** BEGIN Information shown **

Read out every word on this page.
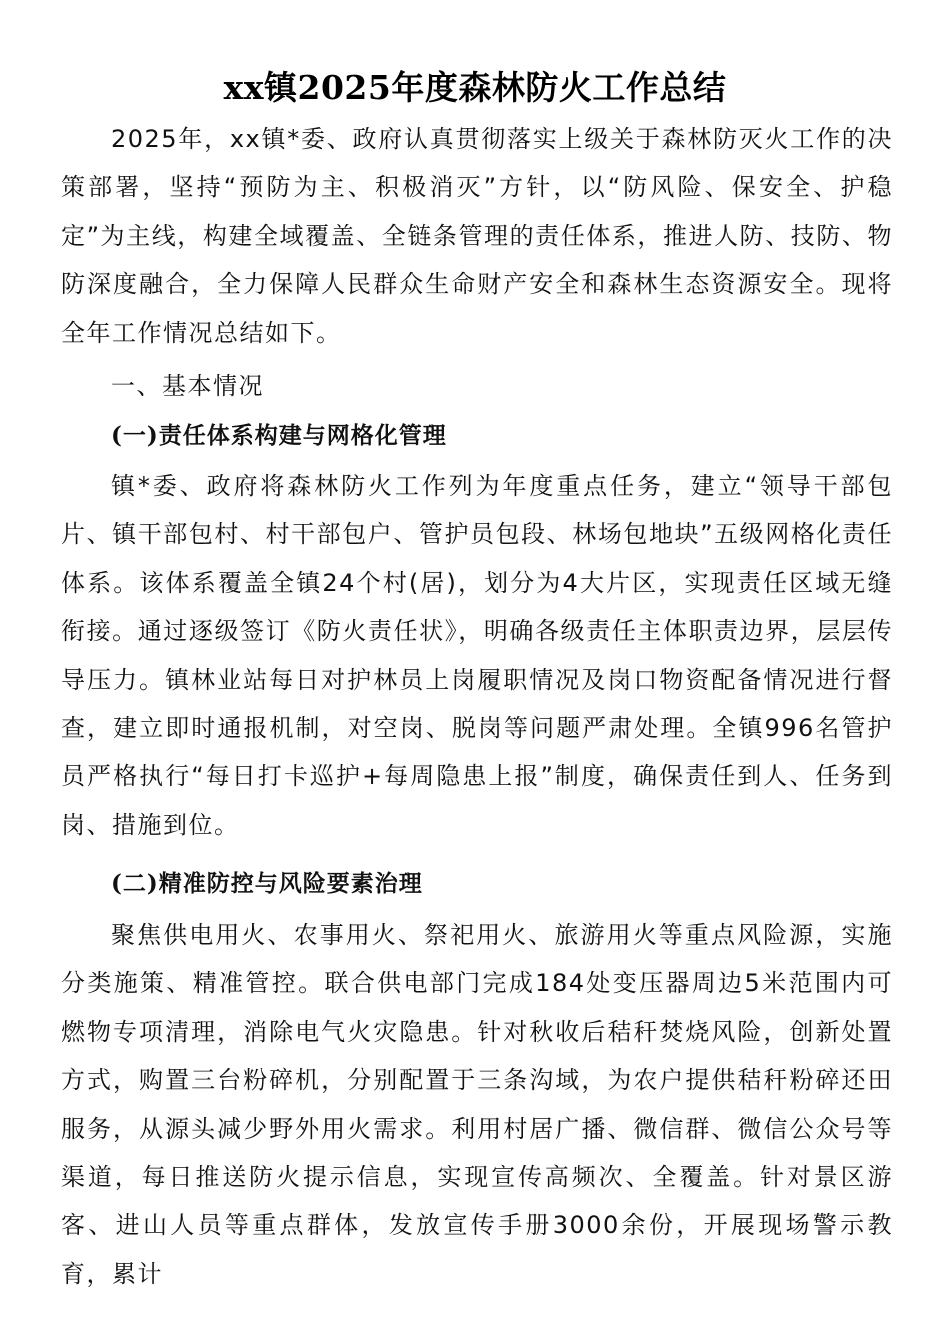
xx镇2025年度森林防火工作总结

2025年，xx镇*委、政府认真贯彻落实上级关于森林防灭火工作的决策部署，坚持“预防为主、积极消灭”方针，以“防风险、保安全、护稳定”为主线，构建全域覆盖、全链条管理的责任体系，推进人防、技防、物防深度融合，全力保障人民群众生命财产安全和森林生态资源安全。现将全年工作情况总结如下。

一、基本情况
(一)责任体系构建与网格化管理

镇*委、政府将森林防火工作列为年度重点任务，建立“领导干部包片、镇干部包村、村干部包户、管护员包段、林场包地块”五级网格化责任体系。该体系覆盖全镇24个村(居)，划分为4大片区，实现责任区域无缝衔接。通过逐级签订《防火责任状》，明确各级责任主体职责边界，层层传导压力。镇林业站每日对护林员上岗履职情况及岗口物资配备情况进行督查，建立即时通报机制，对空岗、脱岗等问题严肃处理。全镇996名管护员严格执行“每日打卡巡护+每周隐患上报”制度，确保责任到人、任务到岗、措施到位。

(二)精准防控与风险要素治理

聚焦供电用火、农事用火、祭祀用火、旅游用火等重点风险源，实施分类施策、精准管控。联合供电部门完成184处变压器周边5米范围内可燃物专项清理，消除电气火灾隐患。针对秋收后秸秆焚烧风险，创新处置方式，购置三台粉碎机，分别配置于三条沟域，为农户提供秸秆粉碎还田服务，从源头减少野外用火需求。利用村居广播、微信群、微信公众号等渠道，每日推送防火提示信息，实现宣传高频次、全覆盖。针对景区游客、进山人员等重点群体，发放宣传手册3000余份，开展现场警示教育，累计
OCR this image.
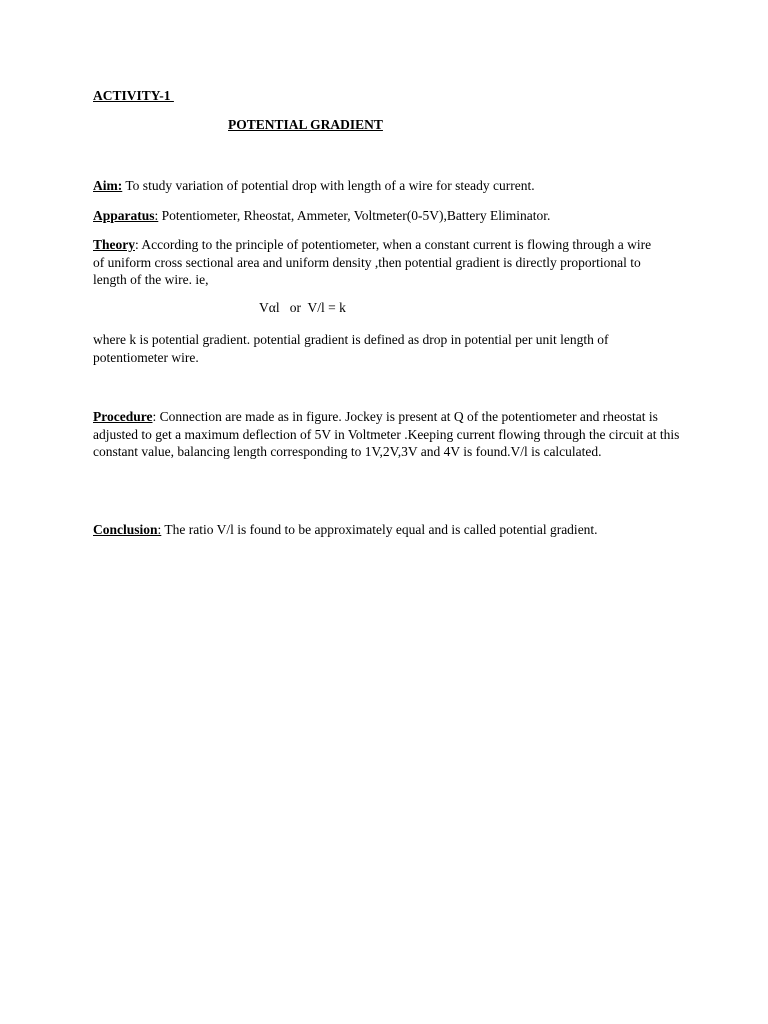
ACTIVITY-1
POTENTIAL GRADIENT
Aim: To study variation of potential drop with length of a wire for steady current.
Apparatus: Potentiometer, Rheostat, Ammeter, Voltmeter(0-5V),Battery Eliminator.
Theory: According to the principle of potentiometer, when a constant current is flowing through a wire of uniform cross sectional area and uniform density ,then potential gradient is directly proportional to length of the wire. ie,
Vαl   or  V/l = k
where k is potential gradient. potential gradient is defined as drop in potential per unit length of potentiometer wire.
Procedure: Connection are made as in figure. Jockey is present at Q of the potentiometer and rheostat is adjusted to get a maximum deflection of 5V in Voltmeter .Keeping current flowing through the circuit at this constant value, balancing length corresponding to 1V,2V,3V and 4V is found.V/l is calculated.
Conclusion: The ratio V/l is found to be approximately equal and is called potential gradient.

** END Information shown **

Copy each line in the data that holds the word "drop".

# Response
Aim: To study variation of potential drop with length of a wire for steady current.
where k is potential gradient. potential gradient is defined as drop in potential per unit length of potentiometer wire.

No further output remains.